Stored records
◆ ◆ ◆

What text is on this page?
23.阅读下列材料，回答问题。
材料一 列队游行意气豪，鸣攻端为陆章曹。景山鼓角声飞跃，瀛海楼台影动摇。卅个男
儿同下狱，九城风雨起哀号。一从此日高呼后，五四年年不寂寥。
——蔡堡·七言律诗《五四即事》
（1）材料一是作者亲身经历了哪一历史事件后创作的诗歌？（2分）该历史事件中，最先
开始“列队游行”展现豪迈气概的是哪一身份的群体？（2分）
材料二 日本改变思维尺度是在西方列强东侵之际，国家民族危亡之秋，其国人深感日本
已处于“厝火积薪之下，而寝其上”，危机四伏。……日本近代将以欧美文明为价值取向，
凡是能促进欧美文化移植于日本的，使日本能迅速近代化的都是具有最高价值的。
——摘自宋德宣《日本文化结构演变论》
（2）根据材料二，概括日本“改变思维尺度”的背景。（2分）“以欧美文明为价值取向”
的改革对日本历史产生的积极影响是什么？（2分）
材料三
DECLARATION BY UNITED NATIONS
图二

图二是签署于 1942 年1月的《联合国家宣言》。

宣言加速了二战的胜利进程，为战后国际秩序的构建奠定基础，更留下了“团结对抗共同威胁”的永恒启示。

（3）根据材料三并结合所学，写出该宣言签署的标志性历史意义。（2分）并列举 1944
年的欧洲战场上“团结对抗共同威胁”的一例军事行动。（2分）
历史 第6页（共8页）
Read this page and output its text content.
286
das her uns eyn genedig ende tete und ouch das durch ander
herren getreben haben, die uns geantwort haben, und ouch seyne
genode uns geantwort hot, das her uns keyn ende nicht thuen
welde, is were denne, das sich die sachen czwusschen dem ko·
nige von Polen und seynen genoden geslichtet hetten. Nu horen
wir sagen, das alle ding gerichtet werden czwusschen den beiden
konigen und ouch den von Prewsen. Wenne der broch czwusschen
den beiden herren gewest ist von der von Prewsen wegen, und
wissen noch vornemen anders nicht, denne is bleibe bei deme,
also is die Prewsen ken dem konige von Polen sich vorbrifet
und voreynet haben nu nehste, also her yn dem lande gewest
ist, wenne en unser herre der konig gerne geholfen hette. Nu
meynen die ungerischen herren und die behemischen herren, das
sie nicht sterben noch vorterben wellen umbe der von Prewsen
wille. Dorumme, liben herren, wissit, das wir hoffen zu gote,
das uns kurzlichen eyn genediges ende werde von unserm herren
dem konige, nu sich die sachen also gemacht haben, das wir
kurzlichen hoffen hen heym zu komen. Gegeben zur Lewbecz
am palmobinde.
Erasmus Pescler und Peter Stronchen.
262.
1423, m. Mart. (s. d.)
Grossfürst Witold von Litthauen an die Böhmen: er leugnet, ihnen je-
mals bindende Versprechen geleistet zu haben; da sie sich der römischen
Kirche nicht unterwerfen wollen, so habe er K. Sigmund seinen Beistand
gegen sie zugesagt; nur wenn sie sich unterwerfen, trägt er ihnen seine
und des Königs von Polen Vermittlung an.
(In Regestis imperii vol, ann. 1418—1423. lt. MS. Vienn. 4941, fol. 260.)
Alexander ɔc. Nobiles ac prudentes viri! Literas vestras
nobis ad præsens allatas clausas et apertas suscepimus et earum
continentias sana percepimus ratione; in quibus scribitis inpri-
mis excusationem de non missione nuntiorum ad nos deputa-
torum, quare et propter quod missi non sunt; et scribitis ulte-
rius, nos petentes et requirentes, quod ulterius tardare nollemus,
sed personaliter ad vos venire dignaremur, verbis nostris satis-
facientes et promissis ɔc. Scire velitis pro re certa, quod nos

◆ ◆ ◆

(Your instructions)
Every line of the listing that holds "geantwort" should be found and copied.

(The completed task)
herren getreben haben, die uns geantwort haben, und ouch seyne
genode uns geantwort hot, das her uns keyn ende nicht thuen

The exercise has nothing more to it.